- [Problem description]: Restate each entry word for word, leaving nothing out.

- [Entries supplied]:
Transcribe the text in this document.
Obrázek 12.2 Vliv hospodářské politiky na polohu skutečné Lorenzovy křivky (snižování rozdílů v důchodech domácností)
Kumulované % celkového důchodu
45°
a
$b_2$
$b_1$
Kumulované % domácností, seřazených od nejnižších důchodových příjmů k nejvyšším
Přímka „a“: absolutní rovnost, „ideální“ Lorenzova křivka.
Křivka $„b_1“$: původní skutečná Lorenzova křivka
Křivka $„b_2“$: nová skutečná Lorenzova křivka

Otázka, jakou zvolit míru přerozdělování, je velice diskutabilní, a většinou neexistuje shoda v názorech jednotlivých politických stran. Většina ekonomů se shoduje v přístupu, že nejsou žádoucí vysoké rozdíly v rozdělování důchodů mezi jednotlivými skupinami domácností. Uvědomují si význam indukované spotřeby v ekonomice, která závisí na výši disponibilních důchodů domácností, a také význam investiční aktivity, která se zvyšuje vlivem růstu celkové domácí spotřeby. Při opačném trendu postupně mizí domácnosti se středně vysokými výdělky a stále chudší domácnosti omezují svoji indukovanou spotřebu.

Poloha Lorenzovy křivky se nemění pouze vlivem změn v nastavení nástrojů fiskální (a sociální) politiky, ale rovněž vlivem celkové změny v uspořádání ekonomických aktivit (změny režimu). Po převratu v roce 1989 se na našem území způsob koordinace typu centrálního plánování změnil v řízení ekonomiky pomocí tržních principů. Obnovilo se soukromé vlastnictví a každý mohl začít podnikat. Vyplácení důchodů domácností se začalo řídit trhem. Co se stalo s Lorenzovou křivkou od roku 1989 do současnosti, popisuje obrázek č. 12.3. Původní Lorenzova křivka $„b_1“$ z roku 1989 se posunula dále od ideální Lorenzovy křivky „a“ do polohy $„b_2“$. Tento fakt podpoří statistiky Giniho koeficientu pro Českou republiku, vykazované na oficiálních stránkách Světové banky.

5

- [Written response]:
Transcribe the text in this document.
Obrázek 12.2 Vliv hospodářské politiky na polohu skutečné Lorenzovy křivky (snižování rozdílů v důchodech domácností)
Kumulované % celkového důchodu
45°
a
$b_2$
$b_1$
Kumulované % domácností, seřazených od nejnižších důchodových příjmů k nejvyšším
Přímka „a“: absolutní rovnost, „ideální“ Lorenzova křivka.
Křivka $„b_1“$: původní skutečná Lorenzova křivka
Křivka $„b_2“$: nová skutečná Lorenzova křivka

Otázka, jakou zvolit míru přerozdělování, je velice diskutabilní, a většinou neexistuje shoda v názorech jednotlivých politických stran. Většina ekonomů se shoduje v přístupu, že nejsou žádoucí vysoké rozdíly v rozdělování důchodů mezi jednotlivými skupinami domácností. Uvědomují si význam indukované spotřeby v ekonomice, která závisí na výši disponibilních důchodů domácností, a také význam investiční aktivity, která se zvyšuje vlivem růstu celkové domácí spotřeby. Při opačném trendu postupně mizí domácnosti se středně vysokými výdělky a stále chudší domácnosti omezují svoji indukovanou spotřebu.

Poloha Lorenzovy křivky se nemění pouze vlivem změn v nastavení nástrojů fiskální (a sociální) politiky, ale rovněž vlivem celkové změny v uspořádání ekonomických aktivit (změny režimu). Po převratu v roce 1989 se na našem území způsob koordinace typu centrálního plánování změnil v řízení ekonomiky pomocí tržních principů. Obnovilo se soukromé vlastnictví a každý mohl začít podnikat. Vyplácení důchodů domácností se začalo řídit trhem. Co se stalo s Lorenzovou křivkou od roku 1989 do současnosti, popisuje obrázek č. 12.3. Původní Lorenzova křivka $„b_1“$ z roku 1989 se posunula dále od ideální Lorenzovy křivky „a“ do polohy $„b_2“$. Tento fakt podpoří statistiky Giniho koeficientu pro Českou republiku, vykazované na oficiálních stránkách Světové banky.

5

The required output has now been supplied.